__Challenge__
Lines before the one containing "What text is on this page?" are excluded; print that line and every line after it through the end of the material below, exactly.

(Source records)
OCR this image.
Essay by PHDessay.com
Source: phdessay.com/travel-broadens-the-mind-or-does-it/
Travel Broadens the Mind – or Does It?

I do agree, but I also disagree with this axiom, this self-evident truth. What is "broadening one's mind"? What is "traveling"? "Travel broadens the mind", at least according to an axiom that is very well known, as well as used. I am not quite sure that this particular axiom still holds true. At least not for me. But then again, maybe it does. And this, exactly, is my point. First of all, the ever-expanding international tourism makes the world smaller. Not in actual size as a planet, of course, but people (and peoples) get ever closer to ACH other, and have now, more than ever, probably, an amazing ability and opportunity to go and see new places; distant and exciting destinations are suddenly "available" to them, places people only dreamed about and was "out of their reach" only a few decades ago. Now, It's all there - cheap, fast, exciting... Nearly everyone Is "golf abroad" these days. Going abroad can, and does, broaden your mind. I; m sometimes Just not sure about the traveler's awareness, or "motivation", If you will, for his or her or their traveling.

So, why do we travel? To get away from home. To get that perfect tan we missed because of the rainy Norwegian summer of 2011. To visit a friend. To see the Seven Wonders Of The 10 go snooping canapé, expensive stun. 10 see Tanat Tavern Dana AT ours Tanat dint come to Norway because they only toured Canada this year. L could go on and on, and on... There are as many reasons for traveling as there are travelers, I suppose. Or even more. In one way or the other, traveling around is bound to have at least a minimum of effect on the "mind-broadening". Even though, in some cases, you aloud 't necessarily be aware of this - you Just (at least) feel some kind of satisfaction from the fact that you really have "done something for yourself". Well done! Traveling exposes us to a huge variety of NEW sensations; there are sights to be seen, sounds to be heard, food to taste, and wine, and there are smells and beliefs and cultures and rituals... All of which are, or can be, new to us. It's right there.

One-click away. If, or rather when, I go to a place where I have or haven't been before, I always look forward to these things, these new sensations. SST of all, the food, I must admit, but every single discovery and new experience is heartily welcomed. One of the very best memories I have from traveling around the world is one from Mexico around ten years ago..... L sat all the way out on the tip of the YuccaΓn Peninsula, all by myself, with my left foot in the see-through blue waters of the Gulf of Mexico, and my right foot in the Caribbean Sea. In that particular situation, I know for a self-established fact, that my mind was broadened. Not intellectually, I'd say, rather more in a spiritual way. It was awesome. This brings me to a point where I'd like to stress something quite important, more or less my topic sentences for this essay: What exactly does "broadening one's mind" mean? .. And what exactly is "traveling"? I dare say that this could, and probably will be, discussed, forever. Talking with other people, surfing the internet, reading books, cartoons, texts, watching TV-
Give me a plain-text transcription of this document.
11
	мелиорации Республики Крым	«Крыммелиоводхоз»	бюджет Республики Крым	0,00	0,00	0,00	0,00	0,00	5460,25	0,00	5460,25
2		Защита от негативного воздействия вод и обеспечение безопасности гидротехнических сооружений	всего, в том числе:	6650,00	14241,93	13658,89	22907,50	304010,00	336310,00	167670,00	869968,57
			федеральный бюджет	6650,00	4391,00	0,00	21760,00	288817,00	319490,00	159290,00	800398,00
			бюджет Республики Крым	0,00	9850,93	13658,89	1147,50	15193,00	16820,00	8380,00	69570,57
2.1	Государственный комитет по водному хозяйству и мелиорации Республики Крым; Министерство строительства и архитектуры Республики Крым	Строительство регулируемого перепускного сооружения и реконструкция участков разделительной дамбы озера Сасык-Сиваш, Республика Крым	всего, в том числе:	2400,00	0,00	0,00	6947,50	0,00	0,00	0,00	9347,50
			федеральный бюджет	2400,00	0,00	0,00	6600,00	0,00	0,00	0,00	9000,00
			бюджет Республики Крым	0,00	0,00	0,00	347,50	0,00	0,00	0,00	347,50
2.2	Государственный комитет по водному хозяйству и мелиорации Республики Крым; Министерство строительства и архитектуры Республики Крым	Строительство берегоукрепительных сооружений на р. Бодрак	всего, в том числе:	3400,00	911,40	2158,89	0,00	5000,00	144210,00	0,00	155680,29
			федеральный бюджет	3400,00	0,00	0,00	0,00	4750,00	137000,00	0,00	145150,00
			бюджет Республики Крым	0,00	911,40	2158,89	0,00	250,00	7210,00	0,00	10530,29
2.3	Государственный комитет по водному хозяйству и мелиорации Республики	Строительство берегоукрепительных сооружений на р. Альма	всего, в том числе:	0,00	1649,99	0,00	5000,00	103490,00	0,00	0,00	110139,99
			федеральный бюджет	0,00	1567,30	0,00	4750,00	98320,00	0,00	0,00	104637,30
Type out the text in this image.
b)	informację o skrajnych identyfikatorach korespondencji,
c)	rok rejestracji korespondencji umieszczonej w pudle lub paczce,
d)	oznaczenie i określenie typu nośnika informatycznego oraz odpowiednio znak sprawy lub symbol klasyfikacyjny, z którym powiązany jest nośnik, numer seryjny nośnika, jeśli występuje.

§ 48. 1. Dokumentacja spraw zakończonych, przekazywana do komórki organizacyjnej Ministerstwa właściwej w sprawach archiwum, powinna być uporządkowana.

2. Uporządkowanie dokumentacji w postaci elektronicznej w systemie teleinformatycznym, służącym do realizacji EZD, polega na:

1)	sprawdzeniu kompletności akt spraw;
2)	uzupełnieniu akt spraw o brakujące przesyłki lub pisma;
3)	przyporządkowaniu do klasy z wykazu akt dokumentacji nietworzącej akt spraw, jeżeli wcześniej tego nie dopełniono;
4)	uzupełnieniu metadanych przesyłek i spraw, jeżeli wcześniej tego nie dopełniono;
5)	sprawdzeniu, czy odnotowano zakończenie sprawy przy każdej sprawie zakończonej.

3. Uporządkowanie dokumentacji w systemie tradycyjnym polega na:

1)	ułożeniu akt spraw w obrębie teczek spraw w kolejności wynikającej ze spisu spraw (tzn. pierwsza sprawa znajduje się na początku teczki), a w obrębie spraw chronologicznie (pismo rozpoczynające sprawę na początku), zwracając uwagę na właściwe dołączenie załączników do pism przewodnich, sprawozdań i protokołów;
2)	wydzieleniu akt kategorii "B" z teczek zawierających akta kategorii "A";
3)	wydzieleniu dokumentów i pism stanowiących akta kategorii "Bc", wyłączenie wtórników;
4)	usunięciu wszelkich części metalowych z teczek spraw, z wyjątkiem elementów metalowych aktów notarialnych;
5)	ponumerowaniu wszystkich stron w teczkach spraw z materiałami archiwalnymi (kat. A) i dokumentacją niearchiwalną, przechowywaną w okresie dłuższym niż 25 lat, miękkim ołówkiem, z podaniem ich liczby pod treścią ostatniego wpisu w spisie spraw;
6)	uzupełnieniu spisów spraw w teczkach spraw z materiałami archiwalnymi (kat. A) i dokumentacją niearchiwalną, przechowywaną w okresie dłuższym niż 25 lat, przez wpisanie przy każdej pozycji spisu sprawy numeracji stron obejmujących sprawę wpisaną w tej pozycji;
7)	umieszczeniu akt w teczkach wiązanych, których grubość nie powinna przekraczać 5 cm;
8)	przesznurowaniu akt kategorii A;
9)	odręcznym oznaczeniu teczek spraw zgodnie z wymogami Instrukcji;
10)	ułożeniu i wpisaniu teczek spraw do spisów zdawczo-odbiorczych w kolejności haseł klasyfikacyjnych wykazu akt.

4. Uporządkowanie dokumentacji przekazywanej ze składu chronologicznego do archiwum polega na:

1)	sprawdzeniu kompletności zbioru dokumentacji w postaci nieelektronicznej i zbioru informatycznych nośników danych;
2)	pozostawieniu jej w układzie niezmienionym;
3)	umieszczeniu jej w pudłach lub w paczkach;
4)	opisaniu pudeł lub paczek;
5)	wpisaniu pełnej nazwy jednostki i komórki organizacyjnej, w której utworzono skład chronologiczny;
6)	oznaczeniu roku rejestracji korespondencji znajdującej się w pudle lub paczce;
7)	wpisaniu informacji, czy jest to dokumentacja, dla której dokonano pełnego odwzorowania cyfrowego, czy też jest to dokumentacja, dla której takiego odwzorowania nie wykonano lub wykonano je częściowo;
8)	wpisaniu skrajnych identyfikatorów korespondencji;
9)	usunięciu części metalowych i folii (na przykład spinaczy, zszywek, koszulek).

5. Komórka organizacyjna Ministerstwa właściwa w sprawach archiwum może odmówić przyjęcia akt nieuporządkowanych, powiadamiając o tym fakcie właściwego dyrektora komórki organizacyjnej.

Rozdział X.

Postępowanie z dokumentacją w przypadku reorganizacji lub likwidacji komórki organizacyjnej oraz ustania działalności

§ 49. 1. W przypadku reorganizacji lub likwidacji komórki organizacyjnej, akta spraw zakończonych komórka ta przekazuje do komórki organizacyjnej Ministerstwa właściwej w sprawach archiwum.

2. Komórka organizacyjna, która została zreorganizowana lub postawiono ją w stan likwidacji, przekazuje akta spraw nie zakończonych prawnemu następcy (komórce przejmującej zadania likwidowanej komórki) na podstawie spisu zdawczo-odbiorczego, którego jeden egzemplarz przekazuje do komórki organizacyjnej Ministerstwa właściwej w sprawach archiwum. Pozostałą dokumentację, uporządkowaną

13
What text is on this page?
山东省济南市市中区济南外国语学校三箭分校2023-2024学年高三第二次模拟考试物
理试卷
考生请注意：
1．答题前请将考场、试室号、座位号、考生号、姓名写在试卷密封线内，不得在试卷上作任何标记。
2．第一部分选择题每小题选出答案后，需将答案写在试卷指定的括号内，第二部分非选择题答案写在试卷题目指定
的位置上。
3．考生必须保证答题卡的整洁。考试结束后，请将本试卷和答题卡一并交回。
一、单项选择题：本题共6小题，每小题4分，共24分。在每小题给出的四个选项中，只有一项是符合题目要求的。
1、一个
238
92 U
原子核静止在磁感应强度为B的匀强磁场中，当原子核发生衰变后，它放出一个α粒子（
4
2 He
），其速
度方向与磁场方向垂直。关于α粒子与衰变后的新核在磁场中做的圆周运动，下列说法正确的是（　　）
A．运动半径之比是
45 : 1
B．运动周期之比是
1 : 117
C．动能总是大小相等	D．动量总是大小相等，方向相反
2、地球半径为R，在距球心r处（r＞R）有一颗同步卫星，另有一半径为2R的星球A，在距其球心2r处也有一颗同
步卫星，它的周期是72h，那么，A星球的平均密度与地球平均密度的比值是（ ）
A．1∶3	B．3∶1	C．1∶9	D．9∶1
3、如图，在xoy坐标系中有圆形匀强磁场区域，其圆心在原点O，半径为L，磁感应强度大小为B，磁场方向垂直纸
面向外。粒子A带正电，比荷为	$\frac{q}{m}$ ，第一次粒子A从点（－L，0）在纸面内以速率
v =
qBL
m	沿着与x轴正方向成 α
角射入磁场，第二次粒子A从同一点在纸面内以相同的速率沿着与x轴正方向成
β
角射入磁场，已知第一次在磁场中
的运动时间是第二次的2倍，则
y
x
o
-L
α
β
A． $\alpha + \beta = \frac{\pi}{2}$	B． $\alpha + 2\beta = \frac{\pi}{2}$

__Result of this exercise__
What text is on this page?
山东省济南市市中区济南外国语学校三箭分校2023-2024学年高三第二次模拟考试物
理试卷
考生请注意：
1．答题前请将考场、试室号、座位号、考生号、姓名写在试卷密封线内，不得在试卷上作任何标记。
2．第一部分选择题每小题选出答案后，需将答案写在试卷指定的括号内，第二部分非选择题答案写在试卷题目指定
的位置上。
3．考生必须保证答题卡的整洁。考试结束后，请将本试卷和答题卡一并交回。
一、单项选择题：本题共6小题，每小题4分，共24分。在每小题给出的四个选项中，只有一项是符合题目要求的。
1、一个
238
92 U
原子核静止在磁感应强度为B的匀强磁场中，当原子核发生衰变后，它放出一个α粒子（
4
2 He
），其速
度方向与磁场方向垂直。关于α粒子与衰变后的新核在磁场中做的圆周运动，下列说法正确的是（　　）
A．运动半径之比是
45 : 1
B．运动周期之比是
1 : 117
C．动能总是大小相等	D．动量总是大小相等，方向相反
2、地球半径为R，在距球心r处（r＞R）有一颗同步卫星，另有一半径为2R的星球A，在距其球心2r处也有一颗同
步卫星，它的周期是72h，那么，A星球的平均密度与地球平均密度的比值是（ ）
A．1∶3	B．3∶1	C．1∶9	D．9∶1
3、如图，在xoy坐标系中有圆形匀强磁场区域，其圆心在原点O，半径为L，磁感应强度大小为B，磁场方向垂直纸
面向外。粒子A带正电，比荷为	$\frac{q}{m}$ ，第一次粒子A从点（－L，0）在纸面内以速率
v =
qBL
m	沿着与x轴正方向成 α
角射入磁场，第二次粒子A从同一点在纸面内以相同的速率沿着与x轴正方向成
β
角射入磁场，已知第一次在磁场中
的运动时间是第二次的2倍，则
y
x
o
-L
α
β
A． $\alpha + \beta = \frac{\pi}{2}$	B． $\alpha + 2\beta = \frac{\pi}{2}$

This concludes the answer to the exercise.